In [7]:
import json
import numpy as np
from sklearn.feature_extraction.text import TfidfVectorizer
# from sklearn.metrics.pairwise import cosine_similarity
from sklearn.metrics.pairwise import linear_kernel #same as cosine similarity
from collections import Counter

In [8]:
#Global variables
annotation_to_song = {} # annotation_id as key and song_id as value
song_to_name = {} #song_id to name of song
annotation_to_text = {} #annotation_id to annotation text
annotation_to_fragment = {} #annotation_id to lyric fragment

with open('songs.json') as json_file:  
    all_songs = json.load(json_file)

In [9]:
def create_dictionarys(json_file="songs.json", annotation_to_song={}, song_to_name={},
                       annotation_to_text={}, annotation_to_fragment={},
                      ):
    """
    Using songs.json as json_data
    Creates annotation dictionary: {annotation_id:[song_id,fragment/text,annotation_text]}
    """
    
    #load song json file
    with open(json_file) as song_json: 
        songs = json.load(song_json)
        
        #iterate through all songs and input data accordingly
        for song_id in songs:
            song_data = songs[song_id]
            
            if song_id not in song_to_name:
                song_to_name[song_id] = song_data["full_title"]
            
            #process annotations
            for referent in song_data["referents"]:
                lyric_fragment = referent["lyric"]
                for annotation in referent["annotations"]:
                    annotation_id = annotation["id"]
                    annotation_text = annotation["annotation"]
                #annotation_votes = referent["votes_total"] # here is where we would record vote numbers
                
                if annotation_id not in annotation_to_song:
                    annotation_to_song[annotation_id] = song_id
                    
                if annotation_id not in annotation_to_text:
                    annotation_to_text[annotation_id] = annotation_text
                    
                if annotation_id not in annotation_to_fragment:
                    annotation_to_fragment[annotation_id] = lyric_fragment
                    
    print("Processed {} annotations".format(len(annotation_to_text)))
    return (annotation_to_song,song_to_name,annotation_to_text,annotation_to_fragment)

In [10]:
#Create used variables and dictionaries
annotation_to_song,song_to_name,annotation_to_text,annotation_to_fragment = create_dictionarys()
vectorizer = TfidfVectorizer(max_features =  5000,
                           stop_words = "english",
                           max_df = 0.8, min_df = 10,
                          norm = 'l2')
tf_idf = vectorizer.fit_transform(list(annotation_to_text.values())).toarray()
index_to_annotation = {i:v for i, v in enumerate(vectorizer.get_feature_names())}
index_to_id = {i:v for i, v in enumerate(list(annotation_to_text.keys()))}

Processed 4639 annotations


In [13]:
def find_most_similar(query,n_results,genres=[],start=None,end=None):
    """
    dates = yyyy-mm-dd
    finds n most similar annotations to query
    """
    #Define used global variables
    global vectorizer, tf_idf, annotation_to_text, annotation_to_song, annotation_to_fragment,song_to_name,all_songs

    #vectorize query
    query_vector = vectorizer.transform([query])

★ ★ ★ ★

# TASKS
(a) Summarize the song-annotation notebook in two sentences.
(b) Carry the song-annotation notebook on from its last line.

# DATA LINES
★ ★ ★ ★

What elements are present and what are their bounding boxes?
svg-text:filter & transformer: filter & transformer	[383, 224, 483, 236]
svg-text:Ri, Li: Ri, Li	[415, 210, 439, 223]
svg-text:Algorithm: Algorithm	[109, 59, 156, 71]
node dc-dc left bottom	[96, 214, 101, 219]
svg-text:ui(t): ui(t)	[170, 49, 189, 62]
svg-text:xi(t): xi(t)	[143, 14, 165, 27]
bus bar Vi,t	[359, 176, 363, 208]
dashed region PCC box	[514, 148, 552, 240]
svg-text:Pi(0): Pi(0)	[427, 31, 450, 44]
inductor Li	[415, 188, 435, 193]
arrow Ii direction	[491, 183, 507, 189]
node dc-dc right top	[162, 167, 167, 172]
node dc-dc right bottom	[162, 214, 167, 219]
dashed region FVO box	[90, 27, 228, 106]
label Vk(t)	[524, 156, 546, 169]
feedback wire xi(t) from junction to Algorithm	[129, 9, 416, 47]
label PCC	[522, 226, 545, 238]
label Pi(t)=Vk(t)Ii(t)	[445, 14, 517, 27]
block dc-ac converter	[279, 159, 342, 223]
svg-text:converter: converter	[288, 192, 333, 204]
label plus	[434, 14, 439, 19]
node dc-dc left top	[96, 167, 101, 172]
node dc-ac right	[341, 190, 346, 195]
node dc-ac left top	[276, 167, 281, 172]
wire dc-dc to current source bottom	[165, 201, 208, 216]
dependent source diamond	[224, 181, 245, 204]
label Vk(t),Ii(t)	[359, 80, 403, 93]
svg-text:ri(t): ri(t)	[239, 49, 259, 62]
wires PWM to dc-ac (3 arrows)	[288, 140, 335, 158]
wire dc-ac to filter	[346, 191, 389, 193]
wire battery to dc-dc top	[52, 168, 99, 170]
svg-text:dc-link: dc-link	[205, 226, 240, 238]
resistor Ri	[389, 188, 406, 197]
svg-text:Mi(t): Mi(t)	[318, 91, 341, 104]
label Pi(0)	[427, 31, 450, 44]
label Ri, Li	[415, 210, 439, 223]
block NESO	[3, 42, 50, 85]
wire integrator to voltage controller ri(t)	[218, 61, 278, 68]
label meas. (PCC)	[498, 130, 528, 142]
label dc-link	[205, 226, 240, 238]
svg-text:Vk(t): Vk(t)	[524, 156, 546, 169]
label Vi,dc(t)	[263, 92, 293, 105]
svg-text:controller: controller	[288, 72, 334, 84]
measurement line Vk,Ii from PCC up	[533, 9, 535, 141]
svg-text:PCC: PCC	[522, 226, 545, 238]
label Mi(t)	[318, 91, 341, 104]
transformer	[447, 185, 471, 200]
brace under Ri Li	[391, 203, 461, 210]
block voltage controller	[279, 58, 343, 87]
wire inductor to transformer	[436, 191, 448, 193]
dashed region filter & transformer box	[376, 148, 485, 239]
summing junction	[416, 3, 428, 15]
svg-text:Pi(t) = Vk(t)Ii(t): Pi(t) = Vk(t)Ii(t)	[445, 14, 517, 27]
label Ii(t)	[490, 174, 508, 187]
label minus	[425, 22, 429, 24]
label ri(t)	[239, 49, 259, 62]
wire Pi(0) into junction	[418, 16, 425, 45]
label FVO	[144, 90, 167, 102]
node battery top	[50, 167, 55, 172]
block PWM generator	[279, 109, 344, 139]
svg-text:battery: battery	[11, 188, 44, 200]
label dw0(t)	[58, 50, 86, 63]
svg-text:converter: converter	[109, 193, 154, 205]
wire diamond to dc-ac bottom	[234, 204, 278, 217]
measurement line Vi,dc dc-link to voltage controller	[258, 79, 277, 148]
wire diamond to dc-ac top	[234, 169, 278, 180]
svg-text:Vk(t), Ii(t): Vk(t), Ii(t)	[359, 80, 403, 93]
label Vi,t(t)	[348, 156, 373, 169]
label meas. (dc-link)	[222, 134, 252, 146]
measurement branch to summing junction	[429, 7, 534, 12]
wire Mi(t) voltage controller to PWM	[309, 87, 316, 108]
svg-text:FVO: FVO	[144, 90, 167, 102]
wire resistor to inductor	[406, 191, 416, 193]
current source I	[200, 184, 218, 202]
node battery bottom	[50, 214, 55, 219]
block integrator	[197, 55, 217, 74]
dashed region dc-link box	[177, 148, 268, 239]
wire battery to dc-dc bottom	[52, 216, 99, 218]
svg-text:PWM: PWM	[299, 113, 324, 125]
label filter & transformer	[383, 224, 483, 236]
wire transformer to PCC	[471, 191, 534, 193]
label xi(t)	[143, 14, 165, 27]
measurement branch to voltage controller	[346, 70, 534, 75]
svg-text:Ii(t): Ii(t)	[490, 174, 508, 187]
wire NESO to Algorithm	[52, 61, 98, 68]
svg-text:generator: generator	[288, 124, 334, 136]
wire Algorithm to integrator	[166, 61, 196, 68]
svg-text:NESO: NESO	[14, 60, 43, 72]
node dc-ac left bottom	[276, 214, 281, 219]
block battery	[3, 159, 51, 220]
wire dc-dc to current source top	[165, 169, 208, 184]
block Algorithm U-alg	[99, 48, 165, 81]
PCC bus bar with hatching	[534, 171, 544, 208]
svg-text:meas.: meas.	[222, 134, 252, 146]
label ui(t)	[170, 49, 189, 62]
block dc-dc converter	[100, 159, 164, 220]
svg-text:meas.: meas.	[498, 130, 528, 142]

★ ★ ★ ★

# OUTPUTS
(a) The notebook loads songs.json and builds dictionaries that map annotation IDs to their song, annotation text and lyric fragment, and song IDs to full titles, reporting 4639 processed annotations. It then fits a TF-IDF vectorizer (at most 5000 features, English stop words, max_df 0.8, min_df 10, l2 norm) on the annotation texts and begins a find_most_similar function that vectorizes a query to find the n most similar annotations.

(b)
    
    #find cosine similarities and the indices of related docs
    cosine_similarities = linear_kernel(query_vector, tf_idf).flatten()
    
    #Filter by genres TODO
#     if len(genres)>0:
#         for i,song_id in enumerate(all_songs.keys()):
#             if all_songs[song_id]["genres"] not in genres:
#                 cosine_similarities[i] = 0
                
    #Filter by time
    
    #Convert times to datetime objects
    if start:
        start = datetime.strptime(start,"%Y-%m-%d") 
    if end:
        end = datetime.strptime(end,"%Y-%m-%d") 

    invalid_songs = set() #valid song_ids
    if start or end:
        for i,song_id in enumerate(all_songs.keys()):
            #turn release_date string into datetme object, if it exists
            release_date_str = all_songs[song_id]["release_date"]
            if release_date_str:
                release_date = datetime.strptime(release_date_str,"%Y-%m-%d")     
                
                #invalidate songs outside of date range
                if (start and release_date<start) or (end and release_date>end):
                    invalid_songs.add(song_id)                    
            else:
                invalid_songs.add(song_id)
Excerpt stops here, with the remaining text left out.